WORK INSTRUCTIONS: Transcribe the lines of the listing below word for word, starting at its first line and ending at the line that contains "comment-text: ไม่ใช่หรือกกกก <box>113", with both of those lines included.

--- begin GIVEN RECORDS ---

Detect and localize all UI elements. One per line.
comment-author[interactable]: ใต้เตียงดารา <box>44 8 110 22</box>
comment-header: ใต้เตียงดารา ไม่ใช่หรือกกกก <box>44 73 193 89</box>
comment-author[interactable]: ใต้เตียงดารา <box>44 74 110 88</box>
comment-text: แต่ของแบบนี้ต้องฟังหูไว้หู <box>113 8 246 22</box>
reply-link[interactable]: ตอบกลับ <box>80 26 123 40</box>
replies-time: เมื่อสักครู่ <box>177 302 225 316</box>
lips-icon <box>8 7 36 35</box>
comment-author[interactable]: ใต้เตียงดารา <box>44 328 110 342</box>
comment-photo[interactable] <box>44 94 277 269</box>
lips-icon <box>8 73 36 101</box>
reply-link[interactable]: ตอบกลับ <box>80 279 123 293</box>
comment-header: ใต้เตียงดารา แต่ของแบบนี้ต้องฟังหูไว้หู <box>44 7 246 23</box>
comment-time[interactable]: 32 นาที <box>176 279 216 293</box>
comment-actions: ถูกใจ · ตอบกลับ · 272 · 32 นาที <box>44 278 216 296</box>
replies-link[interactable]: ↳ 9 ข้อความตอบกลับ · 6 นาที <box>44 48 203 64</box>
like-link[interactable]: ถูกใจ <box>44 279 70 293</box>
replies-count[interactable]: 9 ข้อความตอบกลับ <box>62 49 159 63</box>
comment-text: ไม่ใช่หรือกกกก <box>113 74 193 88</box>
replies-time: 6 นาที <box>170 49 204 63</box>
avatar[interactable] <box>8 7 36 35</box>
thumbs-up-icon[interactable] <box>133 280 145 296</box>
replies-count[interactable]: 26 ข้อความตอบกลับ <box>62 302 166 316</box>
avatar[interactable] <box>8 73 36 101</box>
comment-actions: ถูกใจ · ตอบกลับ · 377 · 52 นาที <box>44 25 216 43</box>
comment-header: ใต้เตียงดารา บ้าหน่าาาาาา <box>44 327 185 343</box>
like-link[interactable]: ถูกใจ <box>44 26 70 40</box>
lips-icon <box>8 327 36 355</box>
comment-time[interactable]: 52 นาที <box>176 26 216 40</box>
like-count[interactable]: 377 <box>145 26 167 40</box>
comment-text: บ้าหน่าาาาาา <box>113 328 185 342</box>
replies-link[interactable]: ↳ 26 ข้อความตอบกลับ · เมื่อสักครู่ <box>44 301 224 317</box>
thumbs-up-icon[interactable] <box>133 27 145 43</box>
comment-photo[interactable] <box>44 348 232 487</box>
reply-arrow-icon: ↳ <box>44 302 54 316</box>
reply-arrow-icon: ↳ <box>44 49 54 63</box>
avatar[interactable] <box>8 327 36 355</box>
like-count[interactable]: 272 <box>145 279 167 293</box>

--- end GIVEN RECORDS ---

ANSWER TO THE PROBLEM:
Detect and localize all UI elements. One per line.
comment-author[interactable]: ใต้เตียงดารา <box>44 8 110 22</box>
comment-header: ใต้เตียงดารา ไม่ใช่หรือกกกก <box>44 73 193 89</box>
comment-author[interactable]: ใต้เตียงดารา <box>44 74 110 88</box>
comment-text: แต่ของแบบนี้ต้องฟังหูไว้หู <box>113 8 246 22</box>
reply-link[interactable]: ตอบกลับ <box>80 26 123 40</box>
replies-time: เมื่อสักครู่ <box>177 302 225 316</box>
lips-icon <box>8 7 36 35</box>
comment-author[interactable]: ใต้เตียงดารา <box>44 328 110 342</box>
comment-photo[interactable] <box>44 94 277 269</box>
lips-icon <box>8 73 36 101</box>
reply-link[interactable]: ตอบกลับ <box>80 279 123 293</box>
comment-header: ใต้เตียงดารา แต่ของแบบนี้ต้องฟังหูไว้หู <box>44 7 246 23</box>
comment-time[interactable]: 32 นาที <box>176 279 216 293</box>
comment-actions: ถูกใจ · ตอบกลับ · 272 · 32 นาที <box>44 278 216 296</box>
replies-link[interactable]: ↳ 9 ข้อความตอบกลับ · 6 นาที <box>44 48 203 64</box>
like-link[interactable]: ถูกใจ <box>44 279 70 293</box>
replies-count[interactable]: 9 ข้อความตอบกลับ <box>62 49 159 63</box>
comment-text: ไม่ใช่หรือกกกก <box>113 74 193 88</box>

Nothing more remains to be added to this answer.